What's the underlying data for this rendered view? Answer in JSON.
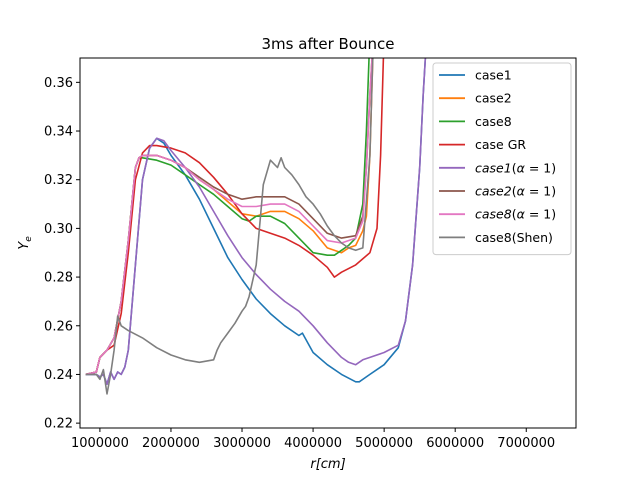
{
  "chart_data": {
    "type": "line",
    "title": "3ms after Bounce",
    "xlabel": "r[cm]",
    "ylabel": "Y_e",
    "xlim": [
      720000,
      7700000
    ],
    "ylim": [
      0.218,
      0.37
    ],
    "xticks": [
      1000000,
      2000000,
      3000000,
      4000000,
      5000000,
      6000000,
      7000000
    ],
    "xtick_labels": [
      "1000000",
      "2000000",
      "3000000",
      "4000000",
      "5000000",
      "6000000",
      "7000000"
    ],
    "yticks": [
      0.22,
      0.24,
      0.26,
      0.28,
      0.3,
      0.32,
      0.34,
      0.36
    ],
    "ytick_labels": [
      "0.22",
      "0.24",
      "0.26",
      "0.28",
      "0.30",
      "0.32",
      "0.34",
      "0.36"
    ],
    "grid": false,
    "legend_position": "top-right",
    "series": [
      {
        "name": "case1",
        "color": "#1f77b4",
        "x": [
          800000,
          950000,
          1000000,
          1050000,
          1100000,
          1150000,
          1200000,
          1250000,
          1300000,
          1350000,
          1400000,
          1500000,
          1600000,
          1700000,
          1800000,
          1900000,
          2000000,
          2200000,
          2400000,
          2600000,
          2800000,
          3000000,
          3200000,
          3400000,
          3600000,
          3800000,
          3850000,
          4000000,
          4200000,
          4400000,
          4600000,
          4650000,
          4800000,
          5000000,
          5200000,
          5300000,
          5400000,
          5500000,
          5550000,
          5600000
        ],
        "y": [
          0.24,
          0.24,
          0.239,
          0.24,
          0.236,
          0.241,
          0.238,
          0.241,
          0.24,
          0.243,
          0.25,
          0.285,
          0.32,
          0.333,
          0.337,
          0.335,
          0.33,
          0.322,
          0.312,
          0.3,
          0.288,
          0.279,
          0.271,
          0.265,
          0.26,
          0.256,
          0.257,
          0.249,
          0.244,
          0.24,
          0.237,
          0.237,
          0.24,
          0.244,
          0.251,
          0.262,
          0.285,
          0.325,
          0.355,
          0.38
        ]
      },
      {
        "name": "case2",
        "color": "#ff7f0e",
        "x": [
          800000,
          950000,
          1000000,
          1100000,
          1200000,
          1300000,
          1400000,
          1500000,
          1550000,
          1600000,
          1800000,
          2000000,
          2200000,
          2400000,
          2600000,
          2800000,
          3000000,
          3200000,
          3400000,
          3600000,
          3800000,
          4000000,
          4200000,
          4400000,
          4500000,
          4600000,
          4700000,
          4750000,
          4800000,
          4850000
        ],
        "y": [
          0.24,
          0.241,
          0.247,
          0.25,
          0.255,
          0.27,
          0.295,
          0.325,
          0.329,
          0.33,
          0.33,
          0.328,
          0.325,
          0.32,
          0.316,
          0.311,
          0.306,
          0.305,
          0.307,
          0.307,
          0.304,
          0.299,
          0.292,
          0.29,
          0.292,
          0.293,
          0.299,
          0.305,
          0.33,
          0.38
        ]
      },
      {
        "name": "case8",
        "color": "#2ca02c",
        "x": [
          800000,
          950000,
          1000000,
          1100000,
          1200000,
          1300000,
          1400000,
          1500000,
          1550000,
          1600000,
          1800000,
          2000000,
          2200000,
          2400000,
          2600000,
          2800000,
          3000000,
          3100000,
          3200000,
          3400000,
          3600000,
          3800000,
          4000000,
          4200000,
          4300000,
          4400000,
          4500000,
          4600000,
          4700000,
          4750000,
          4800000
        ],
        "y": [
          0.24,
          0.241,
          0.247,
          0.25,
          0.255,
          0.27,
          0.295,
          0.325,
          0.329,
          0.329,
          0.328,
          0.326,
          0.322,
          0.318,
          0.314,
          0.309,
          0.304,
          0.303,
          0.305,
          0.305,
          0.302,
          0.296,
          0.29,
          0.289,
          0.289,
          0.291,
          0.293,
          0.296,
          0.31,
          0.34,
          0.38
        ]
      },
      {
        "name": "case GR",
        "color": "#d62728",
        "x": [
          800000,
          950000,
          1000000,
          1100000,
          1200000,
          1300000,
          1400000,
          1500000,
          1600000,
          1700000,
          1800000,
          2000000,
          2200000,
          2400000,
          2600000,
          2800000,
          3000000,
          3200000,
          3400000,
          3600000,
          3800000,
          4000000,
          4200000,
          4300000,
          4400000,
          4600000,
          4800000,
          4900000,
          4950000,
          5000000
        ],
        "y": [
          0.24,
          0.241,
          0.247,
          0.25,
          0.252,
          0.265,
          0.29,
          0.32,
          0.331,
          0.334,
          0.334,
          0.333,
          0.331,
          0.327,
          0.321,
          0.314,
          0.306,
          0.3,
          0.298,
          0.296,
          0.293,
          0.289,
          0.284,
          0.28,
          0.282,
          0.285,
          0.29,
          0.3,
          0.33,
          0.38
        ]
      },
      {
        "name": "$case1 (\\alpha = 1)$",
        "color": "#9467bd",
        "x": [
          800000,
          950000,
          1000000,
          1050000,
          1100000,
          1150000,
          1200000,
          1250000,
          1300000,
          1350000,
          1400000,
          1500000,
          1600000,
          1700000,
          1800000,
          1900000,
          2000000,
          2200000,
          2400000,
          2600000,
          2800000,
          3000000,
          3200000,
          3400000,
          3600000,
          3800000,
          4000000,
          4200000,
          4400000,
          4500000,
          4600000,
          4700000,
          4800000,
          5000000,
          5200000,
          5300000,
          5400000,
          5500000,
          5550000,
          5600000
        ],
        "y": [
          0.24,
          0.24,
          0.239,
          0.24,
          0.236,
          0.241,
          0.238,
          0.241,
          0.24,
          0.243,
          0.25,
          0.285,
          0.32,
          0.333,
          0.337,
          0.336,
          0.332,
          0.325,
          0.317,
          0.307,
          0.297,
          0.288,
          0.281,
          0.275,
          0.27,
          0.266,
          0.26,
          0.253,
          0.247,
          0.245,
          0.244,
          0.246,
          0.247,
          0.249,
          0.252,
          0.262,
          0.285,
          0.325,
          0.355,
          0.38
        ]
      },
      {
        "name": "$case2 (\\alpha = 1)$",
        "color": "#8c564b",
        "x": [
          800000,
          950000,
          1000000,
          1100000,
          1200000,
          1300000,
          1400000,
          1500000,
          1550000,
          1600000,
          1800000,
          2000000,
          2200000,
          2400000,
          2600000,
          2800000,
          3000000,
          3200000,
          3400000,
          3600000,
          3800000,
          4000000,
          4200000,
          4400000,
          4600000,
          4700000,
          4750000,
          4800000,
          4850000
        ],
        "y": [
          0.24,
          0.241,
          0.247,
          0.25,
          0.255,
          0.27,
          0.295,
          0.325,
          0.329,
          0.33,
          0.33,
          0.328,
          0.325,
          0.321,
          0.317,
          0.314,
          0.312,
          0.313,
          0.313,
          0.313,
          0.31,
          0.304,
          0.298,
          0.296,
          0.297,
          0.305,
          0.325,
          0.355,
          0.38
        ]
      },
      {
        "name": "$case8 (\\alpha = 1)$",
        "color": "#e377c2",
        "x": [
          800000,
          950000,
          1000000,
          1100000,
          1200000,
          1300000,
          1400000,
          1500000,
          1550000,
          1600000,
          1800000,
          2000000,
          2200000,
          2400000,
          2600000,
          2800000,
          3000000,
          3200000,
          3400000,
          3600000,
          3800000,
          4000000,
          4200000,
          4400000,
          4600000,
          4700000,
          4750000,
          4800000,
          4850000
        ],
        "y": [
          0.24,
          0.241,
          0.247,
          0.25,
          0.255,
          0.27,
          0.295,
          0.325,
          0.329,
          0.33,
          0.33,
          0.328,
          0.325,
          0.32,
          0.316,
          0.312,
          0.309,
          0.309,
          0.31,
          0.31,
          0.307,
          0.301,
          0.295,
          0.294,
          0.296,
          0.303,
          0.325,
          0.355,
          0.38
        ]
      },
      {
        "name": "case8(Shen)",
        "color": "#7f7f7f",
        "x": [
          800000,
          950000,
          1000000,
          1050000,
          1100000,
          1150000,
          1200000,
          1250000,
          1300000,
          1400000,
          1600000,
          1800000,
          2000000,
          2200000,
          2400000,
          2600000,
          2650000,
          2700000,
          2800000,
          2900000,
          3000000,
          3050000,
          3100000,
          3200000,
          3300000,
          3400000,
          3500000,
          3550000,
          3600000,
          3700000,
          3800000,
          3900000,
          4000000,
          4100000,
          4200000,
          4300000,
          4400000,
          4500000,
          4600000,
          4700000,
          4800000,
          4850000
        ],
        "y": [
          0.24,
          0.24,
          0.238,
          0.242,
          0.232,
          0.24,
          0.25,
          0.264,
          0.26,
          0.258,
          0.255,
          0.251,
          0.248,
          0.246,
          0.245,
          0.246,
          0.25,
          0.253,
          0.257,
          0.261,
          0.266,
          0.268,
          0.272,
          0.285,
          0.318,
          0.328,
          0.325,
          0.329,
          0.325,
          0.322,
          0.318,
          0.313,
          0.31,
          0.306,
          0.301,
          0.297,
          0.294,
          0.292,
          0.291,
          0.292,
          0.33,
          0.38
        ]
      }
    ]
  }
}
*-*-*
§ **What the task requires**
Search the records for the string "name" and return every line in which it occurs.

§ **Response for this exercise**
        "name": "case1",
        "name": "case2",
        "name": "case8",
        "name": "case GR",
        "name": "$case1 (\\alpha = 1)$",
        "name": "$case2 (\\alpha = 1)$",
        "name": "$case8 (\\alpha = 1)$",
        "name": "case8(Shen)",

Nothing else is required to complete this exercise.